** BEGIN DATA **

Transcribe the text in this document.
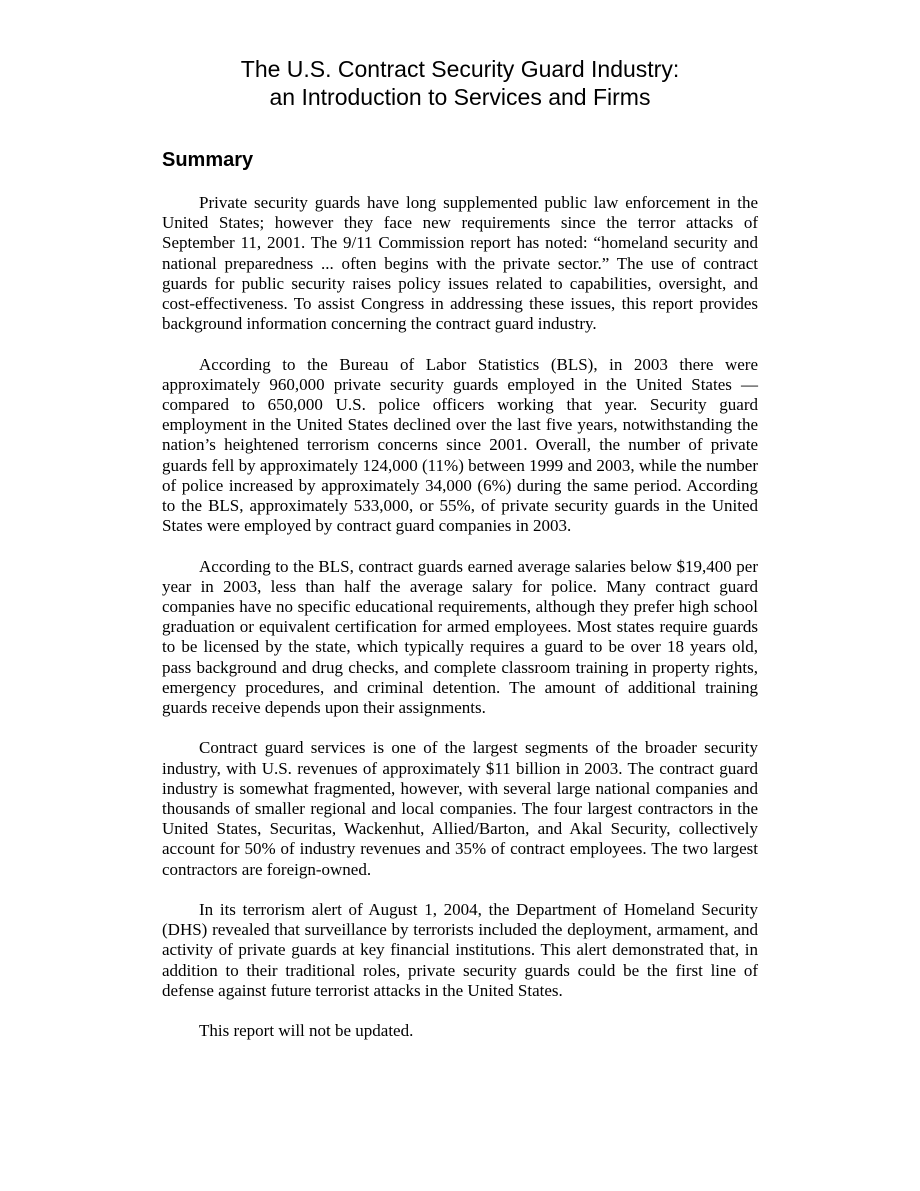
The U.S. Contract Security Guard Industry:
an Introduction to Services and Firms
Summary

Private security guards have long supplemented public law enforcement in the United States; however they face new requirements since the terror attacks of September 11, 2001. The 9/11 Commission report has noted: “homeland security and national preparedness ... often begins with the private sector.” The use of contract guards for public security raises policy issues related to capabilities, oversight, and cost-effectiveness. To assist Congress in addressing these issues, this report provides background information concerning the contract guard industry.

According to the Bureau of Labor Statistics (BLS), in 2003 there were approximately 960,000 private security guards employed in the United States — compared to 650,000 U.S. police officers working that year. Security guard employment in the United States declined over the last five years, notwithstanding the nation’s heightened terrorism concerns since 2001. Overall, the number of private guards fell by approximately 124,000 (11%) between 1999 and 2003, while the number of police increased by approximately 34,000 (6%) during the same period. According to the BLS, approximately 533,000, or 55%, of private security guards in the United States were employed by contract guard companies in 2003.

According to the BLS, contract guards earned average salaries below $19,400 per year in 2003, less than half the average salary for police. Many contract guard companies have no specific educational requirements, although they prefer high school graduation or equivalent certification for armed employees. Most states require guards to be licensed by the state, which typically requires a guard to be over 18 years old, pass background and drug checks, and complete classroom training in property rights, emergency procedures, and criminal detention. The amount of additional training guards receive depends upon their assignments.

Contract guard services is one of the largest segments of the broader security industry, with U.S. revenues of approximately $11 billion in 2003. The contract guard industry is somewhat fragmented, however, with several large national companies and thousands of smaller regional and local companies. The four largest contractors in the United States, Securitas, Wackenhut, Allied/Barton, and Akal Security, collectively account for 50% of industry revenues and 35% of contract employees. The two largest contractors are foreign-owned.

In its terrorism alert of August 1, 2004, the Department of Homeland Security (DHS) revealed that surveillance by terrorists included the deployment, armament, and activity of private guards at key financial institutions. This alert demonstrated that, in addition to their traditional roles, private security guards could be the first line of defense against future terrorist attacks in the United States.

This report will not be updated.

** END DATA **

## WHAT THIS TASK INVOLVES
All entries must be written out again exactly as given, with no pictures in the copy.

## RESULT
Transcribe the text in this document.
The U.S. Contract Security Guard Industry:
an Introduction to Services and Firms
Summary

Private security guards have long supplemented public law enforcement in the United States; however they face new requirements since the terror attacks of September 11, 2001. The 9/11 Commission report has noted: “homeland security and national preparedness ... often begins with the private sector.” The use of contract guards for public security raises policy issues related to capabilities, oversight, and cost-effectiveness. To assist Congress in addressing these issues, this report provides background information concerning the contract guard industry.

According to the Bureau of Labor Statistics (BLS), in 2003 there were approximately 960,000 private security guards employed in the United States — compared to 650,000 U.S. police officers working that year. Security guard employment in the United States declined over the last five years, notwithstanding the nation’s heightened terrorism concerns since 2001. Overall, the number of private guards fell by approximately 124,000 (11%) between 1999 and 2003, while the number of police increased by approximately 34,000 (6%) during the same period. According to the BLS, approximately 533,000, or 55%, of private security guards in the United States were employed by contract guard companies in 2003.

According to the BLS, contract guards earned average salaries below $19,400 per year in 2003, less than half the average salary for police. Many contract guard companies have no specific educational requirements, although they prefer high school graduation or equivalent certification for armed employees. Most states require guards to be licensed by the state, which typically requires a guard to be over 18 years old, pass background and drug checks, and complete classroom training in property rights, emergency procedures, and criminal detention. The amount of additional training guards receive depends upon their assignments.

Contract guard services is one of the largest segments of the broader security industry, with U.S. revenues of approximately $11 billion in 2003. The contract guard industry is somewhat fragmented, however, with several large national companies and thousands of smaller regional and local companies. The four largest contractors in the United States, Securitas, Wackenhut, Allied/Barton, and Akal Security, collectively account for 50% of industry revenues and 35% of contract employees. The two largest contractors are foreign-owned.

In its terrorism alert of August 1, 2004, the Department of Homeland Security (DHS) revealed that surveillance by terrorists included the deployment, armament, and activity of private guards at key financial institutions. This alert demonstrated that, in addition to their traditional roles, private security guards could be the first line of defense against future terrorist attacks in the United States.

This report will not be updated.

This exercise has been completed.